:: WHAT IS ASKED ::
1. Which sources does the article on teaching multiple cohorts, given below, cite in its introduction? List each one with its year.
2. Answer these questions about the article on teaching multiple cohorts, given below:
(a) What ages are the youth farmers who take the tractor safety course?
(b) By what percentage did Hispanic-operated farms increase from the 2007 census to the 2012 census?
(c) What annual sales define the smallest category of new small farms in Washington State?
3. Carry the article on teaching multiple cohorts, given below, forward from its last sentence.
#### EXCERPTED PASSAGE
The Journal of Extension - www.joe.org

December 2016 // Volume 54 // Number 6 // Ideas at Work // 6IAW2

Teaching Multiple Cohorts in the Same Classroom

Abstract
Extension serves an increasingly diverse community, with a number of program participants being new farmers, minority farmers, and low-income farmers. Since the 1980s, Washington State University Skagit County Extension has provided a tractor safety course to older youth farmers, aged 12 to 15. In 2010, a nonprofit farm incubator showed interest in having its members participate in the course, and new adult farmers and Latino farmers were introduced into a classroom of older youths. Meeting the needs of these distinct farming cohorts in a single classroom required a multimodal approach, the success of which is replicable in other Extension education programs.


Don McMoran
Agriculture and Natural Resources Faculty
County Director
Washington State University Skagit County Extension
Burlington, Washington
dmcmoran@wsu.edu

Introduction

The demographics of U.S. farmers are shifting to reflect an increasingly diverse national population. Nationally, minority-operated farms increased from the 2007 census to the 2012 census; of particular note is the 21% increase in Hispanic-operated farms (U.S. Department of Agriculture, 2014). The 2012 U.S. Department of Agriculture Census also revealed an 11% increase over the 2007 census in new or beginning principal farm operators (those having farming as their primary occupation) (U.S. Department of Agriculture, 2014). In Washington State, these demographic increases are reflected in the rise in the number of new small farms, particularly of those in the smallest category (under $10,000 in annual sales) (Ostrom & Donovan, 2013).

The necessity for Extension to evaluate its effectiveness in outreach to minority and bourgeoning farming demographics goes back to as early as 1984 (Grogan, 1991). Since then, the diversity of farmers in the United States has only increased, and, accordingly, so have the complexities of serving multiple demographics through Extension programs. To effectively provide outreach and education to distinct farming cohorts, Extension must remain flexible in program delivery, enlisting multimodal approaches as the norm, not the exception.
########
#### DATA SECTION
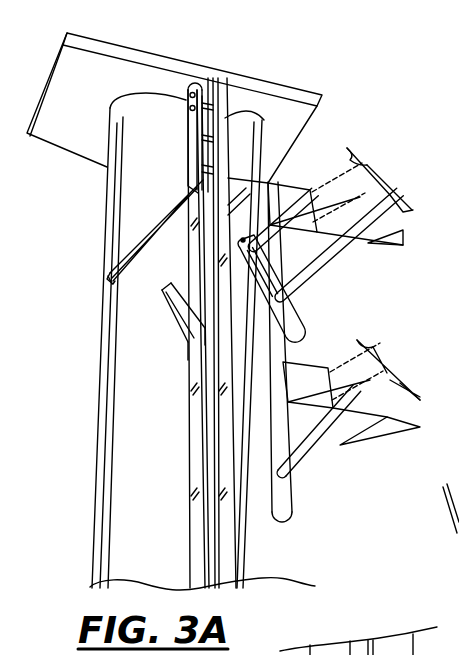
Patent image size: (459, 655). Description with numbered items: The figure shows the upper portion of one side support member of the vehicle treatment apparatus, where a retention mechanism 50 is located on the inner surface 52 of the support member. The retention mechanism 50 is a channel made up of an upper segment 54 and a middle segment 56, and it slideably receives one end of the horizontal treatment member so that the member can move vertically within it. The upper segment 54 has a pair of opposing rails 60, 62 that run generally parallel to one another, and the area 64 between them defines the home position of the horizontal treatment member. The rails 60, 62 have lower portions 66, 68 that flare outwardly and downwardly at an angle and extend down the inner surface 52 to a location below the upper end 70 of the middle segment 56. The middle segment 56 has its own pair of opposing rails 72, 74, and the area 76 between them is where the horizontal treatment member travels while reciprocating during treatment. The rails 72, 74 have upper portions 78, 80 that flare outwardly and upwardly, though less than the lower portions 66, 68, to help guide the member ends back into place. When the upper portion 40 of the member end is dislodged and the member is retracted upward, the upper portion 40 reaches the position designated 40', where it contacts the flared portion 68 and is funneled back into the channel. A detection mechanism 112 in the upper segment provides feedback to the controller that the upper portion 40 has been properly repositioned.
########
:: RESULTS FOR THE EXERCISE ::
1.
- U.S. Department of Agriculture, 2014
- Ostrom & Donovan, 2013
- Grogan, 1991

2.
(a) 12 to 15
(b) 21%
(c) Under $10,000

3.
Diversifying the Classroom

Washington State University (WSU) Skagit County Extension serves a diverse community, with a number of program participants being new farmers, minority farmers, and low-income farmers. Since the 1980s, WSU Skagit County Extension has provided a tractor safety course to older youth farmers, aged 12 to 15, allowing them to gain the experience necessary to meet the safety training requirements mandated for youths aged 14 to 15 in the Fair Labor Standards Act (U.S. Department of Labor, Employment Standards Administration, Wage and Hour Division, 2007). In 2010, a nonprofit farm incubator showed interest in having its members participate in the Extension tractor safety course. As a result, new adult farmers and adult Latino farmers were introduced into a classroom of older youths.

WSU Skagit County Extension's 2010 tractor safety course was the first year in which a comingled class existed. Although the structure, curriculum, and purpose of the course remained the same, a Spanish translator was added so that the needs of the Latino participants were met. Despite a near 100% pass rate, an end-of-course survey revealed that many adult participants shared the following concerns:

  • The pace of the course was too slow, especially for farmers with prior tractor experience.
  • The course involved too much book-based learning.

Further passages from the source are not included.